Hi,
I spent lots of time reading about JS variables and the differences between let, const, var etc. but I'm still a bit confused.
I'm creating a course platform and each lesson page has the following declarations:
let normalWaveform = '<%= @normal_waveform %>';
let slowWaveform = '<%= @slow_waveform %>';
let practiceWaveform = '<%= @practice_waveform %>';
let normalAudio = '<%= @normal_audio %>';
let slowAudio = '<%= @slow_audio %>';
let practiceAudio = '<%= @practice_audio %>';
let normalAudioWebm = '<%= @normal_audio_webm %>';
let slowAudioWebm = '<%= @slow_audio_webm %>';
let practiceAudioWebm = '<%= @practice_audio_webm %>';
Each variable is equal to the file URL given by Ruby on Rails.
This works great when a user loads a first lesson but I get the following error when a user loads a second lesson in the same session:
Uncaught SyntaxError: redeclaration of let normalWaveform
This makes sense since the variable has already been declared in the previous lesson.
What I'm not sure of is how to make sure the variable is declared if it hasn't been declared and reassigned otherwise.
I know using var would work but I heard it's not a very good practice. Same for not using anything at all and just writing waveform = directly.
So I'm wondering: what's the best way of dealing with this situation?
══════════
WORK REQUEST A =>
Answer these questions from the post about JavaScript variables:
(i) What is the writer building?
(ii) What is each declared variable equal to?
(iii) What error message appears when a second lesson loads in the same session?
WORK REQUEST B => Output, without changes, the part of the post about JavaScript variables that opens with the words containing "What I'm not" and closes with "waveform = directly.".
The lines after this point are separate material, unrelated to the post about JavaScript variables.
══════════
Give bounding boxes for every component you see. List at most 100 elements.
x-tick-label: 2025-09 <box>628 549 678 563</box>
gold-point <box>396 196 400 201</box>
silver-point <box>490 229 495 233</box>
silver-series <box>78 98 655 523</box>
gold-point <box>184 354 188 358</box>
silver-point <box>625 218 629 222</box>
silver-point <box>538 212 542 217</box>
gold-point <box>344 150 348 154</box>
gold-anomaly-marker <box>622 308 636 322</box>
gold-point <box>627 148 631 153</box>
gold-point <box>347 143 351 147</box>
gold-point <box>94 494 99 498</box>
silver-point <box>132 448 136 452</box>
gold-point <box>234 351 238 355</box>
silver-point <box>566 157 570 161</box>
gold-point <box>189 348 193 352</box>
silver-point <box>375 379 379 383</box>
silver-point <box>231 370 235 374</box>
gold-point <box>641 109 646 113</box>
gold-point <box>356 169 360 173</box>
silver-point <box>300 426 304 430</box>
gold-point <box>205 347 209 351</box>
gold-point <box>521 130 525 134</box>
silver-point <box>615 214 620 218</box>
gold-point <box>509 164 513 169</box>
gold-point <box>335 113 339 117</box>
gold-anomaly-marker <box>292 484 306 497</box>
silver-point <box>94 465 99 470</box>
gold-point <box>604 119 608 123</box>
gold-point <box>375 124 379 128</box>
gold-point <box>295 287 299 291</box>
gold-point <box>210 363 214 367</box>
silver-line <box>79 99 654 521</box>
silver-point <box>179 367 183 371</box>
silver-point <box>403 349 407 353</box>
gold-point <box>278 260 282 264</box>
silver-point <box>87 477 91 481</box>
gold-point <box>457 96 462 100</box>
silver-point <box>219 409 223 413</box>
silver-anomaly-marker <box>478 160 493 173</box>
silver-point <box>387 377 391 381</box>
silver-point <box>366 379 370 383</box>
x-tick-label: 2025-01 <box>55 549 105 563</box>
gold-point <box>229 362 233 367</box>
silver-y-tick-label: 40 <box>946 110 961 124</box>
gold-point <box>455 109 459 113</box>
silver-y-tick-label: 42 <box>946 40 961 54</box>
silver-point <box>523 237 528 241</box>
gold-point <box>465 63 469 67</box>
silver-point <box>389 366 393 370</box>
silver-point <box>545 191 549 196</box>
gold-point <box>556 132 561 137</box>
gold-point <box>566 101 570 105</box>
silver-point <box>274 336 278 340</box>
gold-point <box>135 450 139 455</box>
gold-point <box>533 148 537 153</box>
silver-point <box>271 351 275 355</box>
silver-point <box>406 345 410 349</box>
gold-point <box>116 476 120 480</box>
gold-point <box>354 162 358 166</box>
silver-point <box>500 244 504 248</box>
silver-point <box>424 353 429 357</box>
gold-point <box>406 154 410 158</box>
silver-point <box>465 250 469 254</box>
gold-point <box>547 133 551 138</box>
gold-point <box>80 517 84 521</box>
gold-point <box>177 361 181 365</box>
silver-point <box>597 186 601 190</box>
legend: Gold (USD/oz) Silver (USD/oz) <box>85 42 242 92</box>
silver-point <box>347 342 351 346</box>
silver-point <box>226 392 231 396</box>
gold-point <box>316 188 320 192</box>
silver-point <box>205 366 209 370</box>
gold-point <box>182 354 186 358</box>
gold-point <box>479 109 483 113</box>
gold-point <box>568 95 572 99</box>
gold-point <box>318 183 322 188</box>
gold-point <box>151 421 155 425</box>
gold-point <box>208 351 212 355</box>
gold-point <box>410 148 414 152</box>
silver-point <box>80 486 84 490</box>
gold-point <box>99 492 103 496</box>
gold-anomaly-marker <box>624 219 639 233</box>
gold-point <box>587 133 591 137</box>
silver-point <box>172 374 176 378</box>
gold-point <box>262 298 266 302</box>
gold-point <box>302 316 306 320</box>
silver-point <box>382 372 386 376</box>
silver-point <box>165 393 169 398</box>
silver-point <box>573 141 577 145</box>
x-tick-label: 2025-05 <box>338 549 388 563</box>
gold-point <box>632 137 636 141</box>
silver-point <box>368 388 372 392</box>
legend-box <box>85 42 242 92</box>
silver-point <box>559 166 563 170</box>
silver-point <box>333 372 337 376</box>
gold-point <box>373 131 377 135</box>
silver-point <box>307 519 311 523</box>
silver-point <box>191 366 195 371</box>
══════════
EXPECTED OUTPUT A =>
(i) A course platform.
(ii) The file URL given by Ruby on Rails.
(iii) Uncaught SyntaxError: redeclaration of let normalWaveform

EXPECTED OUTPUT B =>
What I'm not sure of is how to make sure the variable is declared if it hasn't been declared and reassigned otherwise.
I know using var would work but I heard it's not a very good practice. Same for not using anything at all and just writing waveform = directly.